ENTRIES SUPPLIED =>
☆ ☆ ☆ ☆ ☆

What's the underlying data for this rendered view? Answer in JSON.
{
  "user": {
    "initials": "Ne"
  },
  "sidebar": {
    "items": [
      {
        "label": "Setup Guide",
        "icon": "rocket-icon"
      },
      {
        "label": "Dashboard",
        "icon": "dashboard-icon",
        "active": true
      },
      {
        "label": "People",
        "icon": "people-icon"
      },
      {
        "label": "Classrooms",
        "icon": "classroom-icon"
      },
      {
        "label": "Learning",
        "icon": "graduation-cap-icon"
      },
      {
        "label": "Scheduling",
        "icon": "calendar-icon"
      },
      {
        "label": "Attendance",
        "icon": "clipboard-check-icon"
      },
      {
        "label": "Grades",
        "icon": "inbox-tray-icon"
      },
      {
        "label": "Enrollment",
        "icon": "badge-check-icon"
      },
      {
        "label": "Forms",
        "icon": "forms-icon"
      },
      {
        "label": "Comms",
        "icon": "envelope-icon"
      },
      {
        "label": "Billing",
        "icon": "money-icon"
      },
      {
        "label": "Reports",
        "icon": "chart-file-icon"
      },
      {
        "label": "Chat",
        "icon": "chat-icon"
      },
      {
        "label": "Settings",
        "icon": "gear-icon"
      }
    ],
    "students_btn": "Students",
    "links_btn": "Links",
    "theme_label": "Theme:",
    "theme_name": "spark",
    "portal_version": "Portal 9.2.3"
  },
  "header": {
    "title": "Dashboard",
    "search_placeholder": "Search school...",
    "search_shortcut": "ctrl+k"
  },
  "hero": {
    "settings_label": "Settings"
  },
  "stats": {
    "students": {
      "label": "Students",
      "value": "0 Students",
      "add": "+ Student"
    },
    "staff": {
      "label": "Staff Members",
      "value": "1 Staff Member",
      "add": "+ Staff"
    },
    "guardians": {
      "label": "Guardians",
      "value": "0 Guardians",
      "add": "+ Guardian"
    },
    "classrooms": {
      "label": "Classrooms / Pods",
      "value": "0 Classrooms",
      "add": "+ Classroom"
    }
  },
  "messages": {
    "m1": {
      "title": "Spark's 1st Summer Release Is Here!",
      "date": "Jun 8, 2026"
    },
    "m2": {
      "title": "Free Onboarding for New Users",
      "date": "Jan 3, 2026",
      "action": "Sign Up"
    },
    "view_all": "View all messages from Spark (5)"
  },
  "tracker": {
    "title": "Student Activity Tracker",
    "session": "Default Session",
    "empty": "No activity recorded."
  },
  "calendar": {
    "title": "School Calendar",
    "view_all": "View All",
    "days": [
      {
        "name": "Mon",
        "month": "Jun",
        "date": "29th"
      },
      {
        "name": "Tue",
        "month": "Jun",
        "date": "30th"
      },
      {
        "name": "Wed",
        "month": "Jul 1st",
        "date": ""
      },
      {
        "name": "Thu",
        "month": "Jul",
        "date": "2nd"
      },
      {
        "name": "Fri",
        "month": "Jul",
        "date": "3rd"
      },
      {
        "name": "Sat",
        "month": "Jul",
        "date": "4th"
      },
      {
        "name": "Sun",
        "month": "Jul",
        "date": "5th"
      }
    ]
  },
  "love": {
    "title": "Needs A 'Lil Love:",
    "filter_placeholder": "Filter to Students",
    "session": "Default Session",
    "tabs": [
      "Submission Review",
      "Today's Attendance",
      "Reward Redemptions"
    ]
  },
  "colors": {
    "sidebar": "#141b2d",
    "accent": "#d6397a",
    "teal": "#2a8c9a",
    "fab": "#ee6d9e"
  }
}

☆ ☆ ☆ ☆ ☆

Your task is to repeat the data exactly; please include every line.

RESULT OF THE EXERCISE =>
What's the underlying data for this rendered view? Answer in JSON.
{
  "user": {
    "initials": "Ne"
  },
  "sidebar": {
    "items": [
      {
        "label": "Setup Guide",
        "icon": "rocket-icon"
      },
      {
        "label": "Dashboard",
        "icon": "dashboard-icon",
        "active": true
      },
      {
        "label": "People",
        "icon": "people-icon"
      },
      {
        "label": "Classrooms",
        "icon": "classroom-icon"
      },
      {
        "label": "Learning",
        "icon": "graduation-cap-icon"
      },
      {
        "label": "Scheduling",
        "icon": "calendar-icon"
      },
      {
        "label": "Attendance",
        "icon": "clipboard-check-icon"
      },
      {
        "label": "Grades",
        "icon": "inbox-tray-icon"
      },
      {
        "label": "Enrollment",
        "icon": "badge-check-icon"
      },
      {
        "label": "Forms",
        "icon": "forms-icon"
      },
      {
        "label": "Comms",
        "icon": "envelope-icon"
      },
      {
        "label": "Billing",
        "icon": "money-icon"
      },
      {
        "label": "Reports",
        "icon": "chart-file-icon"
      },
      {
        "label": "Chat",
        "icon": "chat-icon"
      },
      {
        "label": "Settings",
        "icon": "gear-icon"
      }
    ],
    "students_btn": "Students",
    "links_btn": "Links",
    "theme_label": "Theme:",
    "theme_name": "spark",
    "portal_version": "Portal 9.2.3"
  },
  "header": {
    "title": "Dashboard",
    "search_placeholder": "Search school...",
    "search_shortcut": "ctrl+k"
  },
  "hero": {
    "settings_label": "Settings"
  },
  "stats": {
    "students": {
      "label": "Students",
      "value": "0 Students",
      "add": "+ Student"
    },
    "staff": {
      "label": "Staff Members",
      "value": "1 Staff Member",
      "add": "+ Staff"
    },
    "guardians": {
      "label": "Guardians",
      "value": "0 Guardians",
      "add": "+ Guardian"
    },
    "classrooms": {
      "label": "Classrooms / Pods",
      "value": "0 Classrooms",
      "add": "+ Classroom"
    }
  },
  "messages": {
    "m1": {
      "title": "Spark's 1st Summer Release Is Here!",
      "date": "Jun 8, 2026"
    },
    "m2": {
      "title": "Free Onboarding for New Users",
      "date": "Jan 3, 2026",
      "action": "Sign Up"
    },
    "view_all": "View all messages from Spark (5)"
  },
  "tracker": {
    "title": "Student Activity Tracker",
    "session": "Default Session",
    "empty": "No activity recorded."
  },
  "calendar": {
    "title": "School Calendar",
    "view_all": "View All",
    "days": [
      {
        "name": "Mon",
        "month": "Jun",
        "date": "29th"
      },
      {
        "name": "Tue",
        "month": "Jun",
        "date": "30th"
      },
      {
        "name": "Wed",
        "month": "Jul 1st",
        "date": ""
      },
      {
        "name": "Thu",
        "month": "Jul",
        "date": "2nd"
      },
      {
        "name": "Fri",
        "month": "Jul",
        "date": "3rd"
      },
      {
        "name": "Sat",
        "month": "Jul",
        "date": "4th"
      },
      {
        "name": "Sun",
        "month": "Jul",
        "date": "5th"
      }
    ]
  },
  "love": {
    "title": "Needs A 'Lil Love:",
    "filter_placeholder": "Filter to Students",
    "session": "Default Session",
    "tabs": [
      "Submission Review",
      "Today's Attendance",
      "Reward Redemptions"
    ]
  },
  "colors": {
    "sidebar": "#141b2d",
    "accent": "#d6397a",
    "teal": "#2a8c9a",
    "fab": "#ee6d9e"
  }
}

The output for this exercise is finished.